▶ [EXERCISE]:
Gather from the listing below each line that includes the word "Residuals", and copy it.

▶ [EXTRACTED ENTRIES]:
--*--

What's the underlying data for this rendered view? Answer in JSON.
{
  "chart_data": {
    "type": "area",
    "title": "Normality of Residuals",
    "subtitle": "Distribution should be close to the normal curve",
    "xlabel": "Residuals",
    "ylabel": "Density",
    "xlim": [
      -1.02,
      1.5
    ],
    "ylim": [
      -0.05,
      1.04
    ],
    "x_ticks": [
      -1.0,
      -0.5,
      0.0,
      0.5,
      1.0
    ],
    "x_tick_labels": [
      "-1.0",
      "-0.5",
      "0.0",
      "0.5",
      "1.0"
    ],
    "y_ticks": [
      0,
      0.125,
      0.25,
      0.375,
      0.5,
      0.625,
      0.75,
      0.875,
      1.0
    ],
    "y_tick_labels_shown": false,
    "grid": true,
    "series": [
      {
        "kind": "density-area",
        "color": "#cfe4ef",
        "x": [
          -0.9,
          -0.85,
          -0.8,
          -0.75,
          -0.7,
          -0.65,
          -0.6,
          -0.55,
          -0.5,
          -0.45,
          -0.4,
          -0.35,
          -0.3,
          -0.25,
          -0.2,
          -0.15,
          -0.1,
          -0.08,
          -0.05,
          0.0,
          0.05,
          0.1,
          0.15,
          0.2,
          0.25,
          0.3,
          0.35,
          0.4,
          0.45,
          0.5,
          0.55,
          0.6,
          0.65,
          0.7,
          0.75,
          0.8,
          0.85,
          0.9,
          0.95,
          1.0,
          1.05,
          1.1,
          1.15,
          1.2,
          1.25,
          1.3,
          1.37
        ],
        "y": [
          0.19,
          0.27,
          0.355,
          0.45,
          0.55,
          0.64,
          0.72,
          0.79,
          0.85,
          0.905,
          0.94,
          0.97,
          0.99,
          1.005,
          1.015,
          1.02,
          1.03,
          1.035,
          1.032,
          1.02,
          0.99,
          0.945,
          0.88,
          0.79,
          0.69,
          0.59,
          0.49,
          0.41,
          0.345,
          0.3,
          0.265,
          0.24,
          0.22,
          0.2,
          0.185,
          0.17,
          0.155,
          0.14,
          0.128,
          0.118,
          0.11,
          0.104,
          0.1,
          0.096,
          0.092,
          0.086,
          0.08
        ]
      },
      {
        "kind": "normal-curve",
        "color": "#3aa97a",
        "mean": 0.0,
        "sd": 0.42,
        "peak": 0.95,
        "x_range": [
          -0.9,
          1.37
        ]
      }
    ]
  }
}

--*--

▶ [TASK RESULT]:
    "title": "Normality of Residuals",
    "xlabel": "Residuals",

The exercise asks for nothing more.